* start Given information *

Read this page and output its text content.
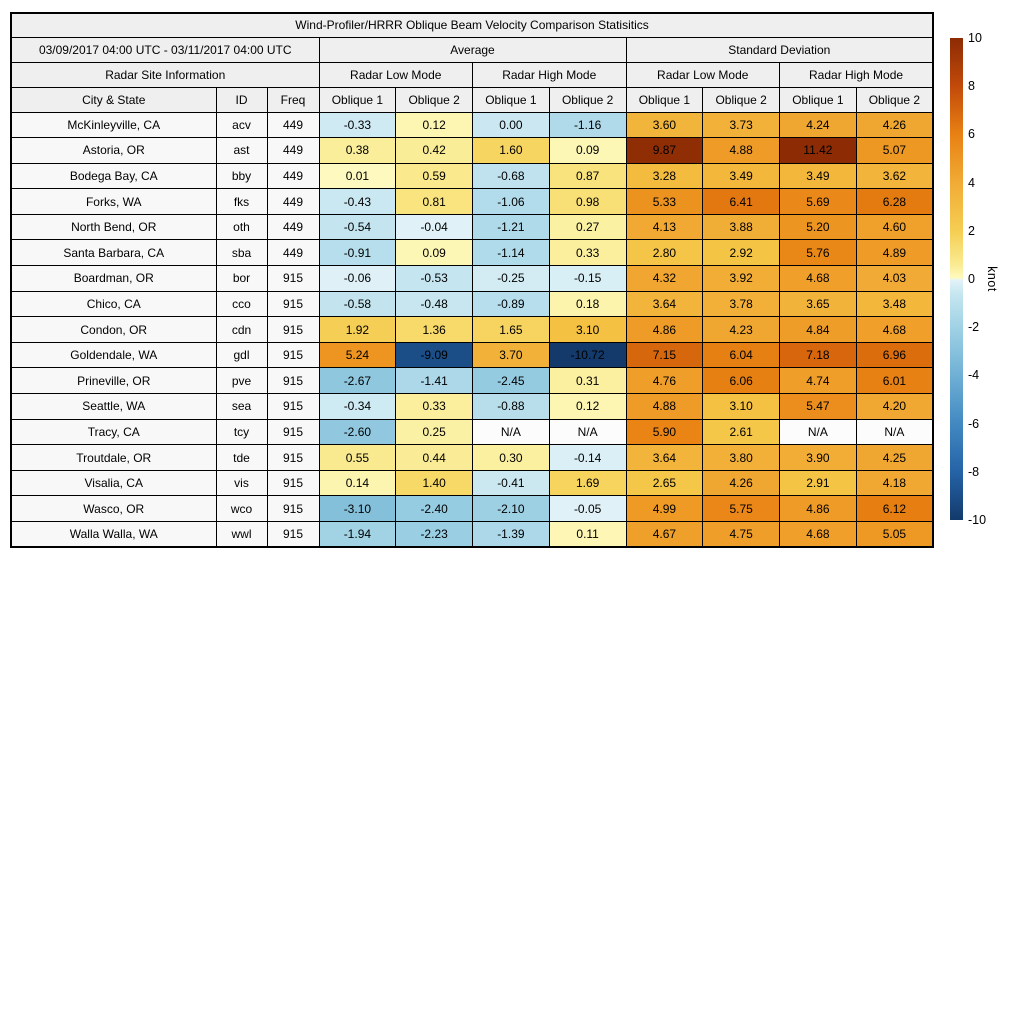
Wind-Profiler/HRRR Oblique Beam Velocity Comparison Statisitics										
03/09/2017 04:00 UTC - 03/11/2017 04:00 UTC			Average				Standard Deviation			
Radar Site Information			Radar Low Mode		Radar High Mode		Radar Low Mode		Radar High Mode	
City & State	ID	Freq	Oblique 1	Oblique 2	Oblique 1	Oblique 2	Oblique 1	Oblique 2	Oblique 1	Oblique 2
McKinleyville, CA	acv	449	-0.33	0.12	0.00	-1.16	3.60	3.73	4.24	4.26
Astoria, OR	ast	449	0.38	0.42	1.60	0.09	9.87	4.88	11.42	5.07
Bodega Bay, CA	bby	449	0.01	0.59	-0.68	0.87	3.28	3.49	3.49	3.62
Forks, WA	fks	449	-0.43	0.81	-1.06	0.98	5.33	6.41	5.69	6.28
North Bend, OR	oth	449	-0.54	-0.04	-1.21	0.27	4.13	3.88	5.20	4.60
Santa Barbara, CA	sba	449	-0.91	0.09	-1.14	0.33	2.80	2.92	5.76	4.89
Boardman, OR	bor	915	-0.06	-0.53	-0.25	-0.15	4.32	3.92	4.68	4.03
Chico, CA	cco	915	-0.58	-0.48	-0.89	0.18	3.64	3.78	3.65	3.48
Condon, OR	cdn	915	1.92	1.36	1.65	3.10	4.86	4.23	4.84	4.68
Goldendale, WA	gdl	915	5.24	-9.09	3.70	-10.72	7.15	6.04	7.18	6.96
Prineville, OR	pve	915	-2.67	-1.41	-2.45	0.31	4.76	6.06	4.74	6.01
Seattle, WA	sea	915	-0.34	0.33	-0.88	0.12	4.88	3.10	5.47	4.20
Tracy, CA	tcy	915	-2.60	0.25	N/A	N/A	5.90	2.61	N/A	N/A
Troutdale, OR	tde	915	0.55	0.44	0.30	-0.14	3.64	3.80	3.90	4.25
Visalia, CA	vis	915	0.14	1.40	-0.41	1.69	2.65	4.26	2.91	4.18
Wasco, OR	wco	915	-3.10	-2.40	-2.10	-0.05	4.99	5.75	4.86	6.12
Walla Walla, WA	wwl	915	-1.94	-2.23	-1.39	0.11	4.67	4.75	4.68	5.05
10
8
6
4
2
0
-2
-4
-6
-8
-10
knot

* end Given information *

Given request ▸ From the listing above, print every entry precisely and drop the pictures.

Result of this task ▸
Read this page and output its text content.
Wind-Profiler/HRRR Oblique Beam Velocity Comparison Statisitics										
03/09/2017 04:00 UTC - 03/11/2017 04:00 UTC			Average				Standard Deviation			
Radar Site Information			Radar Low Mode		Radar High Mode		Radar Low Mode		Radar High Mode	
City & State	ID	Freq	Oblique 1	Oblique 2	Oblique 1	Oblique 2	Oblique 1	Oblique 2	Oblique 1	Oblique 2
McKinleyville, CA	acv	449	-0.33	0.12	0.00	-1.16	3.60	3.73	4.24	4.26
Astoria, OR	ast	449	0.38	0.42	1.60	0.09	9.87	4.88	11.42	5.07
Bodega Bay, CA	bby	449	0.01	0.59	-0.68	0.87	3.28	3.49	3.49	3.62
Forks, WA	fks	449	-0.43	0.81	-1.06	0.98	5.33	6.41	5.69	6.28
North Bend, OR	oth	449	-0.54	-0.04	-1.21	0.27	4.13	3.88	5.20	4.60
Santa Barbara, CA	sba	449	-0.91	0.09	-1.14	0.33	2.80	2.92	5.76	4.89
Boardman, OR	bor	915	-0.06	-0.53	-0.25	-0.15	4.32	3.92	4.68	4.03
Chico, CA	cco	915	-0.58	-0.48	-0.89	0.18	3.64	3.78	3.65	3.48
Condon, OR	cdn	915	1.92	1.36	1.65	3.10	4.86	4.23	4.84	4.68
Goldendale, WA	gdl	915	5.24	-9.09	3.70	-10.72	7.15	6.04	7.18	6.96
Prineville, OR	pve	915	-2.67	-1.41	-2.45	0.31	4.76	6.06	4.74	6.01
Seattle, WA	sea	915	-0.34	0.33	-0.88	0.12	4.88	3.10	5.47	4.20
Tracy, CA	tcy	915	-2.60	0.25	N/A	N/A	5.90	2.61	N/A	N/A
Troutdale, OR	tde	915	0.55	0.44	0.30	-0.14	3.64	3.80	3.90	4.25
Visalia, CA	vis	915	0.14	1.40	-0.41	1.69	2.65	4.26	2.91	4.18
Wasco, OR	wco	915	-3.10	-2.40	-2.10	-0.05	4.99	5.75	4.86	6.12
Walla Walla, WA	wwl	915	-1.94	-2.23	-1.39	0.11	4.67	4.75	4.68	5.05
10
8
6
4
2
0
-2
-4
-6
-8
-10
knot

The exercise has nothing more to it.